▶ WORK TO COMPLETE
Copy out the records in full, word for word, without pictures.

▶ DATA RECORDS

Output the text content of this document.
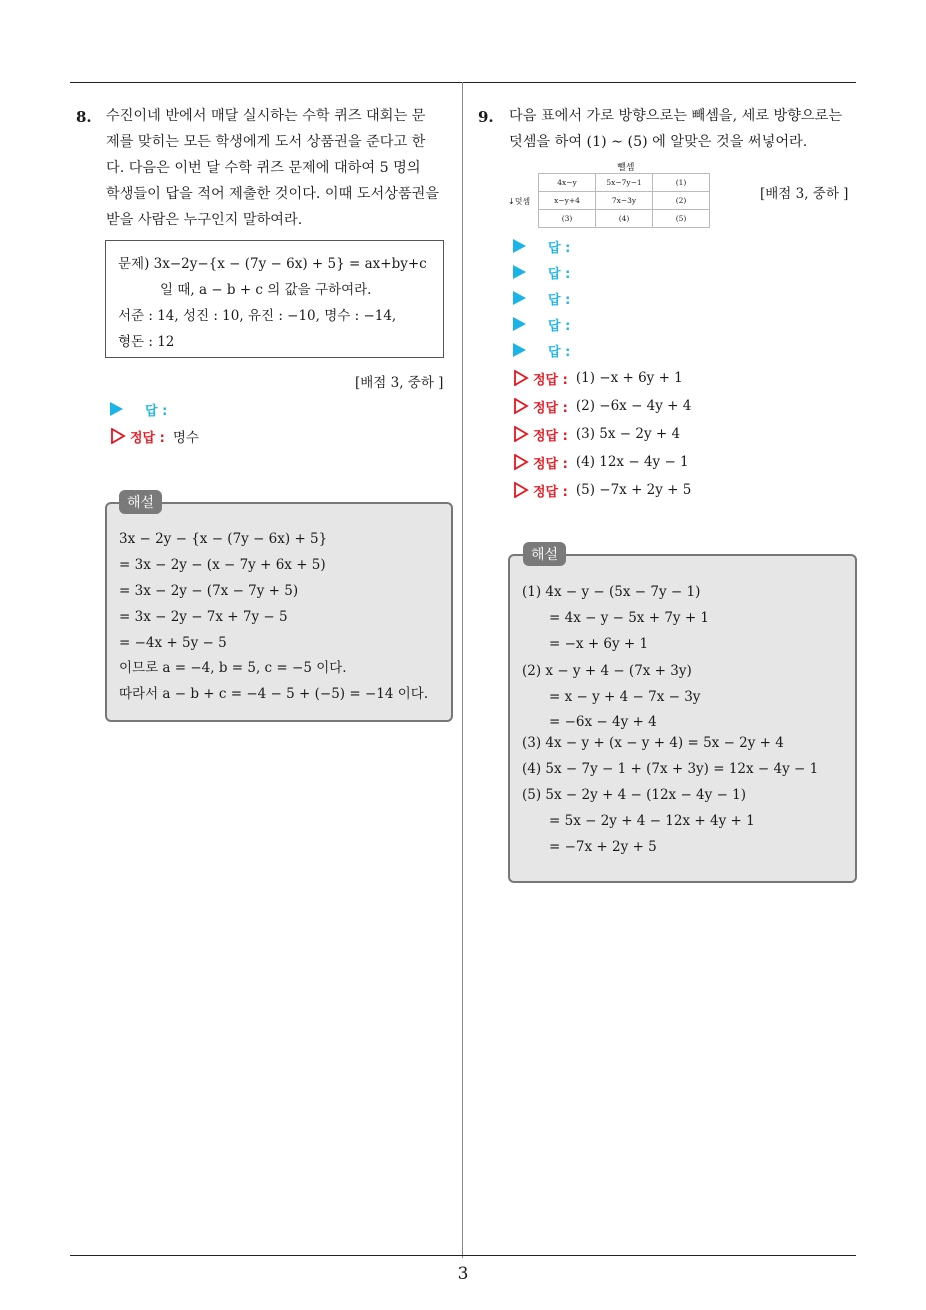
8. 수진이네 반에서 매달 실시하는 수학 퀴즈 대회는 문

제를 맞히는 모든 학생에게 도서 상품권을 준다고 한

다. 다음은 이번 달 수학 퀴즈 문제에 대하여 5 명의

학생들이 답을 적어 제출한 것이다. 이때 도서상품권을

받을 사람은 누구인지 말하여라.

문제) 3x−2y−{x − (7y − 6x) + 5} = ax+by+c

일 때, a − b + c 의 값을 구하여라.

서준 : 14, 성진 : 10, 유진 : −10, 명수 : −14,

형돈 : 12

[배점 3, 중하 ]
답 :
정답 : 명수
해설
3x − 2y − {x − (7y − 6x) + 5}
= 3x − 2y − (x − 7y + 6x + 5)
= 3x − 2y − (7x − 7y + 5)
= 3x − 2y − 7x + 7y − 5
= −4x + 5y − 5
이므로 a = −4, b = 5, c = −5 이다.
따라서 a − b + c = −4 − 5 + (−5) = −14 이다.
9. 다음 표에서 가로 방향으로는 빼셈을, 세로 방향으로는

덧셈을 하여 (1) ∼ (5) 에 알맞은 것을 써넣어라.

뺄셈
↓덧셈
4x−y	5x−7y−1	(1)
x−y+4	7x−3y	(2)
(3)	(4)	(5)
[배점 3, 중하 ]
답 :
답 :
답 :
답 :
답 :
정답 : (1) −x + 6y + 1
정답 : (2) −6x − 4y + 4
정답 : (3) 5x − 2y + 4
정답 : (4) 12x − 4y − 1
정답 : (5) −7x + 2y + 5
해설
(1) 4x − y − (5x − 7y − 1)
= 4x − y − 5x + 7y + 1
= −x + 6y + 1
(2) x − y + 4 − (7x + 3y)
= x − y + 4 − 7x − 3y
= −6x − 4y + 4
(3) 4x − y + (x − y + 4) = 5x − 2y + 4
(4) 5x − 7y − 1 + (7x + 3y) = 12x − 4y − 1
(5) 5x − 2y + 4 − (12x − 4y − 1)
= 5x − 2y + 4 − 12x + 4y + 1
= −7x + 2y + 5
3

▶ IN RESPONSE
Output the text content of this document.
8. 수진이네 반에서 매달 실시하는 수학 퀴즈 대회는 문

제를 맞히는 모든 학생에게 도서 상품권을 준다고 한

다. 다음은 이번 달 수학 퀴즈 문제에 대하여 5 명의

학생들이 답을 적어 제출한 것이다. 이때 도서상품권을

받을 사람은 누구인지 말하여라.

문제) 3x−2y−{x − (7y − 6x) + 5} = ax+by+c

일 때, a − b + c 의 값을 구하여라.

서준 : 14, 성진 : 10, 유진 : −10, 명수 : −14,

형돈 : 12

[배점 3, 중하 ]
답 :
정답 : 명수
해설
3x − 2y − {x − (7y − 6x) + 5}
= 3x − 2y − (x − 7y + 6x + 5)
= 3x − 2y − (7x − 7y + 5)
= 3x − 2y − 7x + 7y − 5
= −4x + 5y − 5
이므로 a = −4, b = 5, c = −5 이다.
따라서 a − b + c = −4 − 5 + (−5) = −14 이다.
9. 다음 표에서 가로 방향으로는 빼셈을, 세로 방향으로는

덧셈을 하여 (1) ∼ (5) 에 알맞은 것을 써넣어라.

뺄셈
↓덧셈
4x−y	5x−7y−1	(1)
x−y+4	7x−3y	(2)
(3)	(4)	(5)
[배점 3, 중하 ]
답 :
답 :
답 :
답 :
답 :
정답 : (1) −x + 6y + 1
정답 : (2) −6x − 4y + 4
정답 : (3) 5x − 2y + 4
정답 : (4) 12x − 4y − 1
정답 : (5) −7x + 2y + 5
해설
(1) 4x − y − (5x − 7y − 1)
= 4x − y − 5x + 7y + 1
= −x + 6y + 1
(2) x − y + 4 − (7x + 3y)
= x − y + 4 − 7x − 3y
= −6x − 4y + 4
(3) 4x − y + (x − y + 4) = 5x − 2y + 4
(4) 5x − 7y − 1 + (7x + 3y) = 12x − 4y − 1
(5) 5x − 2y + 4 − (12x − 4y − 1)
= 5x − 2y + 4 − 12x + 4y + 1
= −7x + 2y + 5
3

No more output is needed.